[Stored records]

BEGIN

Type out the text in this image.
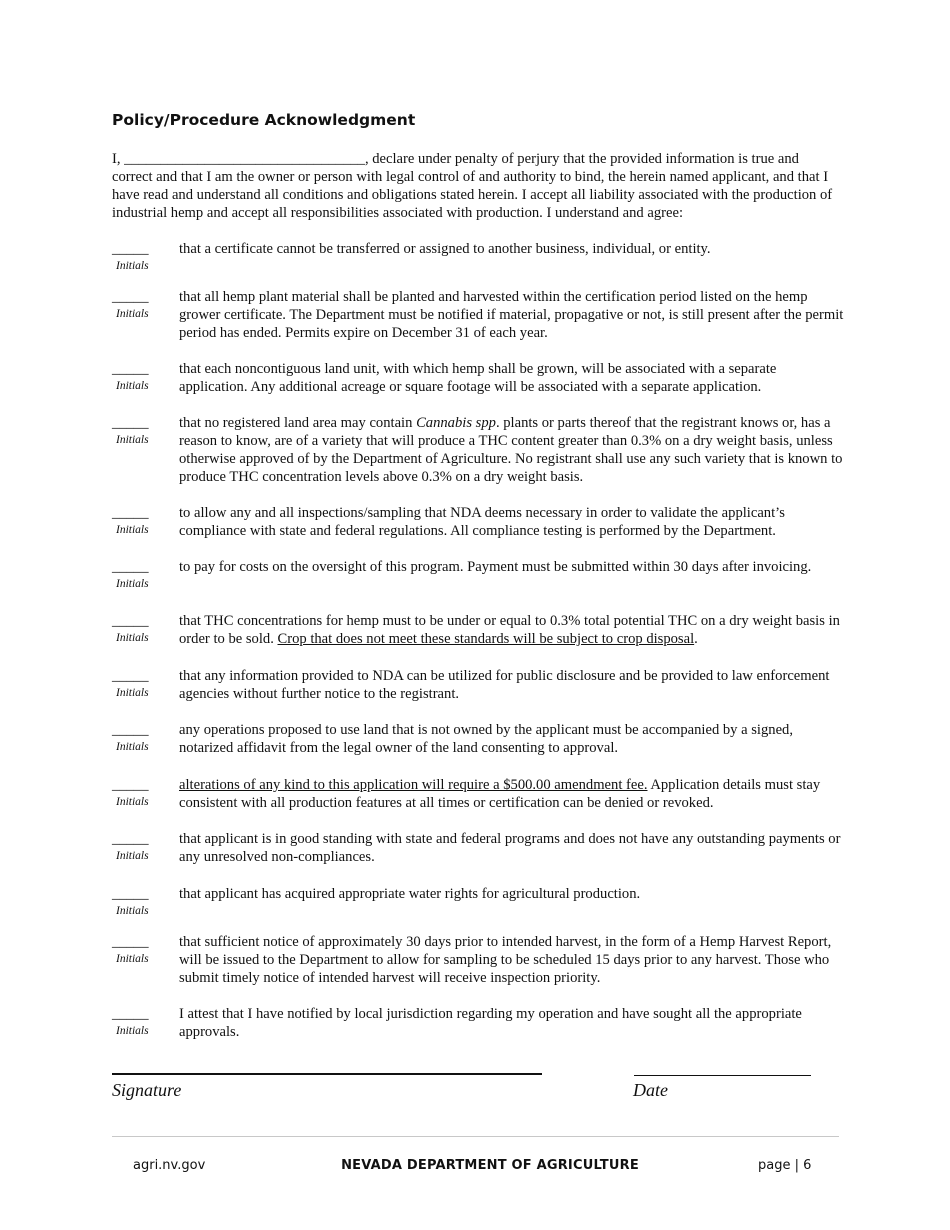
Policy/Procedure Acknowledgment
I, _________________________________, declare under penalty of perjury that the provided information is true and correct and that I am the owner or person with legal control of and authority to bind, the herein named applicant, and that I have read and understand all conditions and obligations stated herein. I accept all liability associated with the production of industrial hemp and accept all responsibilities associated with production. I understand and agree:
_____
Initials
that a certificate cannot be transferred or assigned to another business, individual, or entity.
_____
Initials
that all hemp plant material shall be planted and harvested within the certification period listed on the hemp grower certificate. The Department must be notified if material, propagative or not, is still present after the permit period has ended. Permits expire on December 31 of each year.
_____
Initials
that each noncontiguous land unit, with which hemp shall be grown, will be associated with a separate application. Any additional acreage or square footage will be associated with a separate application.
_____
Initials
that no registered land area may contain Cannabis spp. plants or parts thereof that the registrant knows or, has a reason to know, are of a variety that will produce a THC content greater than 0.3% on a dry weight basis, unless otherwise approved of by the Department of Agriculture. No registrant shall use any such variety that is known to produce THC concentration levels above 0.3% on a dry weight basis.
_____
Initials
to allow any and all inspections/sampling that NDA deems necessary in order to validate the applicant’s compliance with state and federal regulations. All compliance testing is performed by the Department.
_____
Initials
to pay for costs on the oversight of this program. Payment must be submitted within 30 days after invoicing.
_____
Initials
that THC concentrations for hemp must to be under or equal to 0.3% total potential THC on a dry weight basis in order to be sold. Crop that does not meet these standards will be subject to crop disposal.
_____
Initials
that any information provided to NDA can be utilized for public disclosure and be provided to law enforcement agencies without further notice to the registrant.
_____
Initials
any operations proposed to use land that is not owned by the applicant must be accompanied by a signed, notarized affidavit from the legal owner of the land consenting to approval.
_____
Initials
alterations of any kind to this application will require a $500.00 amendment fee. Application details must stay consistent with all production features at all times or certification can be denied or revoked.
_____
Initials
that applicant is in good standing with state and federal programs and does not have any outstanding payments or any unresolved non-compliances.
_____
Initials
that applicant has acquired appropriate water rights for agricultural production.
_____
Initials
that sufficient notice of approximately 30 days prior to intended harvest, in the form of a Hemp Harvest Report, will be issued to the Department to allow for sampling to be scheduled 15 days prior to any harvest. Those who submit timely notice of intended harvest will receive inspection priority.
_____
Initials
I attest that I have notified by local jurisdiction regarding my operation and have sought all the appropriate approvals.
Signature	Date
agri.nv.gov	NEVADA DEPARTMENT OF AGRICULTURE	page | 6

END

What is being asked
Of all the lines in the data above, state how many include "within". Say only the number.

Reply
2